Dataset content -
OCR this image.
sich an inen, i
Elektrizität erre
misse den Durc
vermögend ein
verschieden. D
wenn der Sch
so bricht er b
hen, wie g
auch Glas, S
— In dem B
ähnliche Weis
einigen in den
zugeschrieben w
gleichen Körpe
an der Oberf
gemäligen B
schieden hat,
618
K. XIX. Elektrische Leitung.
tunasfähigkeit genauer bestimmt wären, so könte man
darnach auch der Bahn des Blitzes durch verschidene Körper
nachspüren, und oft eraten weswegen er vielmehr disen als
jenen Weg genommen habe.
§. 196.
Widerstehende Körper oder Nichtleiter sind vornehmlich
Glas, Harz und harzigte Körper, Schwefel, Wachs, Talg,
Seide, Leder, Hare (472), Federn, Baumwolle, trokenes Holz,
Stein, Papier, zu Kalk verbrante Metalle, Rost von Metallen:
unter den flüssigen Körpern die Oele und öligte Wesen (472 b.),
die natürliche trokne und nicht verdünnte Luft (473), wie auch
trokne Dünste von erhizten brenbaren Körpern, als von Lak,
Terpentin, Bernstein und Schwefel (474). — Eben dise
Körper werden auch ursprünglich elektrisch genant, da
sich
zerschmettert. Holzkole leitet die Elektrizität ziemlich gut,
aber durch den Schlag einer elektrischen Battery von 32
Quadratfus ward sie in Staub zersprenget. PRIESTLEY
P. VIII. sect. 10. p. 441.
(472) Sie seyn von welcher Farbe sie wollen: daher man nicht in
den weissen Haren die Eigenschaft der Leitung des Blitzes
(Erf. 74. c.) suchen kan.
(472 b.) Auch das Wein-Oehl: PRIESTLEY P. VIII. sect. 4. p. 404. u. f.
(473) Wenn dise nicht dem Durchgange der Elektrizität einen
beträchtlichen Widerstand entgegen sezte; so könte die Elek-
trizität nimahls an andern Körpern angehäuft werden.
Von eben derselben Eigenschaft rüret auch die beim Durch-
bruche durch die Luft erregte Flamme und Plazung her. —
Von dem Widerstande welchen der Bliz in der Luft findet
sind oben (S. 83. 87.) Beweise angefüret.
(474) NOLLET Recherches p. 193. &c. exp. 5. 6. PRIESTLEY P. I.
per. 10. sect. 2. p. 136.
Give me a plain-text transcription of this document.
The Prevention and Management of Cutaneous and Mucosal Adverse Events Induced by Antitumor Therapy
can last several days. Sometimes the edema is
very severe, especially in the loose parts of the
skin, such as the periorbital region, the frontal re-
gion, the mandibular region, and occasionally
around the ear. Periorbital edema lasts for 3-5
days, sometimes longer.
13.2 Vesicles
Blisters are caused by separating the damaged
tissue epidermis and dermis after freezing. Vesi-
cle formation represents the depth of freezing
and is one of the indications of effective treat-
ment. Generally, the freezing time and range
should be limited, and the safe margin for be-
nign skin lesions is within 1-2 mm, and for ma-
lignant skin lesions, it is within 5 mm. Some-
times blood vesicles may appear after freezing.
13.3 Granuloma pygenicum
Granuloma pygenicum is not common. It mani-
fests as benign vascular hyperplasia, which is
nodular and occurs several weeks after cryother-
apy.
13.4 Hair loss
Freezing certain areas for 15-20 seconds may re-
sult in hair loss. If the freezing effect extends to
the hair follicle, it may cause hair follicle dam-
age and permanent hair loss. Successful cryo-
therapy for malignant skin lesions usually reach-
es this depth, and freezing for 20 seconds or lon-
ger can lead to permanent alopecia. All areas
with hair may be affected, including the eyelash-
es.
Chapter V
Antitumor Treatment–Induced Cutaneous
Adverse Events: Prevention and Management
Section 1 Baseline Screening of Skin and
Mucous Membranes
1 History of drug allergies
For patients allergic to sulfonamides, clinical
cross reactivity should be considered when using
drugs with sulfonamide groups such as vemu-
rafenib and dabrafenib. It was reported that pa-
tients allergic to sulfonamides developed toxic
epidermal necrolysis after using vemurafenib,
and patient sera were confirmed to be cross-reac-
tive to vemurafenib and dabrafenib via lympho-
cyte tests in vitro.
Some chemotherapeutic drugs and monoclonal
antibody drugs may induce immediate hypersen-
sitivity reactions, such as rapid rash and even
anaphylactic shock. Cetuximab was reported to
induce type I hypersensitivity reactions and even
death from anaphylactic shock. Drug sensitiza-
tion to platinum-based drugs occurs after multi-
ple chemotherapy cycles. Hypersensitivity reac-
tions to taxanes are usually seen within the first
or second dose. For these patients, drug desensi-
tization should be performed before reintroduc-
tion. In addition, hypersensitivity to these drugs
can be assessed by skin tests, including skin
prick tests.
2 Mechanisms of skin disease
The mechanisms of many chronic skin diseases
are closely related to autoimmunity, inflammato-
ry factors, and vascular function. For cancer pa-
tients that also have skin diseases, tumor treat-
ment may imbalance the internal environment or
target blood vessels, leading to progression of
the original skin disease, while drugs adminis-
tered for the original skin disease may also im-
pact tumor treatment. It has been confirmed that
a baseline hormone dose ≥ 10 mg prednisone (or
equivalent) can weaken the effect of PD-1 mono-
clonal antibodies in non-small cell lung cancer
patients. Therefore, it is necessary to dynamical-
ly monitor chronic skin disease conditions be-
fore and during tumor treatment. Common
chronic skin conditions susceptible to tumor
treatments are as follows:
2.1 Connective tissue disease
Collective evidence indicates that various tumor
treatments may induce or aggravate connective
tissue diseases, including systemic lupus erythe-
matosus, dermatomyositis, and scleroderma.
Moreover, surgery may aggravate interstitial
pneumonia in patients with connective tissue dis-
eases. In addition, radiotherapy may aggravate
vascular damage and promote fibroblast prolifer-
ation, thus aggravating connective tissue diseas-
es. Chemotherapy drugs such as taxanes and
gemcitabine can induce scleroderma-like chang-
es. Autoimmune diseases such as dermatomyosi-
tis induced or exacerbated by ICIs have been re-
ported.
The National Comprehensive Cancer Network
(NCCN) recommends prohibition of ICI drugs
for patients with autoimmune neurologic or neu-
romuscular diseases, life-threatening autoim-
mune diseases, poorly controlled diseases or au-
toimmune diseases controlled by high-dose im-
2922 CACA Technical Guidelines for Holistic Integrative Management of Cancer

What this task involves -
Could you reproduce all of the entries exactly as they appear?

Response area -
OCR this image.
sich an inen, i
Elektrizität erre
misse den Durc
vermögend ein
verschieden. D
wenn der Sch
so bricht er b
hen, wie g
auch Glas, S
— In dem B
ähnliche Weis
einigen in den
zugeschrieben w
gleichen Körpe
an der Oberf
gemäligen B
schieden hat,
618
K. XIX. Elektrische Leitung.
tunasfähigkeit genauer bestimmt wären, so könte man
darnach auch der Bahn des Blitzes durch verschidene Körper
nachspüren, und oft eraten weswegen er vielmehr disen als
jenen Weg genommen habe.
§. 196.
Widerstehende Körper oder Nichtleiter sind vornehmlich
Glas, Harz und harzigte Körper, Schwefel, Wachs, Talg,
Seide, Leder, Hare (472), Federn, Baumwolle, trokenes Holz,
Stein, Papier, zu Kalk verbrante Metalle, Rost von Metallen:
unter den flüssigen Körpern die Oele und öligte Wesen (472 b.),
die natürliche trokne und nicht verdünnte Luft (473), wie auch
trokne Dünste von erhizten brenbaren Körpern, als von Lak,
Terpentin, Bernstein und Schwefel (474). — Eben dise
Körper werden auch ursprünglich elektrisch genant, da
sich
zerschmettert. Holzkole leitet die Elektrizität ziemlich gut,
aber durch den Schlag einer elektrischen Battery von 32
Quadratfus ward sie in Staub zersprenget. PRIESTLEY
P. VIII. sect. 10. p. 441.
(472) Sie seyn von welcher Farbe sie wollen: daher man nicht in
den weissen Haren die Eigenschaft der Leitung des Blitzes
(Erf. 74. c.) suchen kan.
(472 b.) Auch das Wein-Oehl: PRIESTLEY P. VIII. sect. 4. p. 404. u. f.
(473) Wenn dise nicht dem Durchgange der Elektrizität einen
beträchtlichen Widerstand entgegen sezte; so könte die Elek-
trizität nimahls an andern Körpern angehäuft werden.
Von eben derselben Eigenschaft rüret auch die beim Durch-
bruche durch die Luft erregte Flamme und Plazung her. —
Von dem Widerstande welchen der Bliz in der Luft findet
sind oben (S. 83. 87.) Beweise angefüret.
(474) NOLLET Recherches p. 193. &c. exp. 5. 6. PRIESTLEY P. I.
per. 10. sect. 2. p. 136.
Give me a plain-text transcription of this document.
The Prevention and Management of Cutaneous and Mucosal Adverse Events Induced by Antitumor Therapy
can last several days. Sometimes the edema is
very severe, especially in the loose parts of the
skin, such as the periorbital region, the frontal re-
gion, the mandibular region, and occasionally
around the ear. Periorbital edema lasts for 3-5
days, sometimes longer.
13.2 Vesicles
Blisters are caused by separating the damaged
tissue epidermis and dermis after freezing. Vesi-
cle formation represents the depth of freezing
and is one of the indications of effective treat-
ment. Generally, the freezing time and range
should be limited, and the safe margin for be-
nign skin lesions is within 1-2 mm, and for ma-
lignant skin lesions, it is within 5 mm. Some-
times blood vesicles may appear after freezing.
13.3 Granuloma pygenicum
Granuloma pygenicum is not common. It mani-
fests as benign vascular hyperplasia, which is
nodular and occurs several weeks after cryother-
apy.
13.4 Hair loss
Freezing certain areas for 15-20 seconds may re-
sult in hair loss. If the freezing effect extends to
the hair follicle, it may cause hair follicle dam-
age and permanent hair loss. Successful cryo-
therapy for malignant skin lesions usually reach-
es this depth, and freezing for 20 seconds or lon-
ger can lead to permanent alopecia. All areas
with hair may be affected, including the eyelash-
es.
Chapter V
Antitumor Treatment–Induced Cutaneous
Adverse Events: Prevention and Management
Section 1 Baseline Screening of Skin and
Mucous Membranes
1 History of drug allergies
For patients allergic to sulfonamides, clinical
cross reactivity should be considered when using
drugs with sulfonamide groups such as vemu-
rafenib and dabrafenib. It was reported that pa-
tients allergic to sulfonamides developed toxic
epidermal necrolysis after using vemurafenib,
and patient sera were confirmed to be cross-reac-
tive to vemurafenib and dabrafenib via lympho-
cyte tests in vitro.
Some chemotherapeutic drugs and monoclonal
antibody drugs may induce immediate hypersen-
sitivity reactions, such as rapid rash and even
anaphylactic shock. Cetuximab was reported to
induce type I hypersensitivity reactions and even
death from anaphylactic shock. Drug sensitiza-
tion to platinum-based drugs occurs after multi-
ple chemotherapy cycles. Hypersensitivity reac-
tions to taxanes are usually seen within the first
or second dose. For these patients, drug desensi-
tization should be performed before reintroduc-
tion. In addition, hypersensitivity to these drugs
can be assessed by skin tests, including skin
prick tests.
2 Mechanisms of skin disease
The mechanisms of many chronic skin diseases
are closely related to autoimmunity, inflammato-
ry factors, and vascular function. For cancer pa-
tients that also have skin diseases, tumor treat-
ment may imbalance the internal environment or
target blood vessels, leading to progression of
the original skin disease, while drugs adminis-
tered for the original skin disease may also im-
pact tumor treatment. It has been confirmed that
a baseline hormone dose ≥ 10 mg prednisone (or
equivalent) can weaken the effect of PD-1 mono-
clonal antibodies in non-small cell lung cancer
patients. Therefore, it is necessary to dynamical-
ly monitor chronic skin disease conditions be-
fore and during tumor treatment. Common
chronic skin conditions susceptible to tumor
treatments are as follows:
2.1 Connective tissue disease
Collective evidence indicates that various tumor
treatments may induce or aggravate connective
tissue diseases, including systemic lupus erythe-
matosus, dermatomyositis, and scleroderma.
Moreover, surgery may aggravate interstitial
pneumonia in patients with connective tissue dis-
eases. In addition, radiotherapy may aggravate
vascular damage and promote fibroblast prolifer-
ation, thus aggravating connective tissue diseas-
es. Chemotherapy drugs such as taxanes and
gemcitabine can induce scleroderma-like chang-
es. Autoimmune diseases such as dermatomyosi-
tis induced or exacerbated by ICIs have been re-
ported.
The National Comprehensive Cancer Network
(NCCN) recommends prohibition of ICI drugs
for patients with autoimmune neurologic or neu-
romuscular diseases, life-threatening autoim-
mune diseases, poorly controlled diseases or au-
toimmune diseases controlled by high-dose im-
2922 CACA Technical Guidelines for Holistic Integrative Management of Cancer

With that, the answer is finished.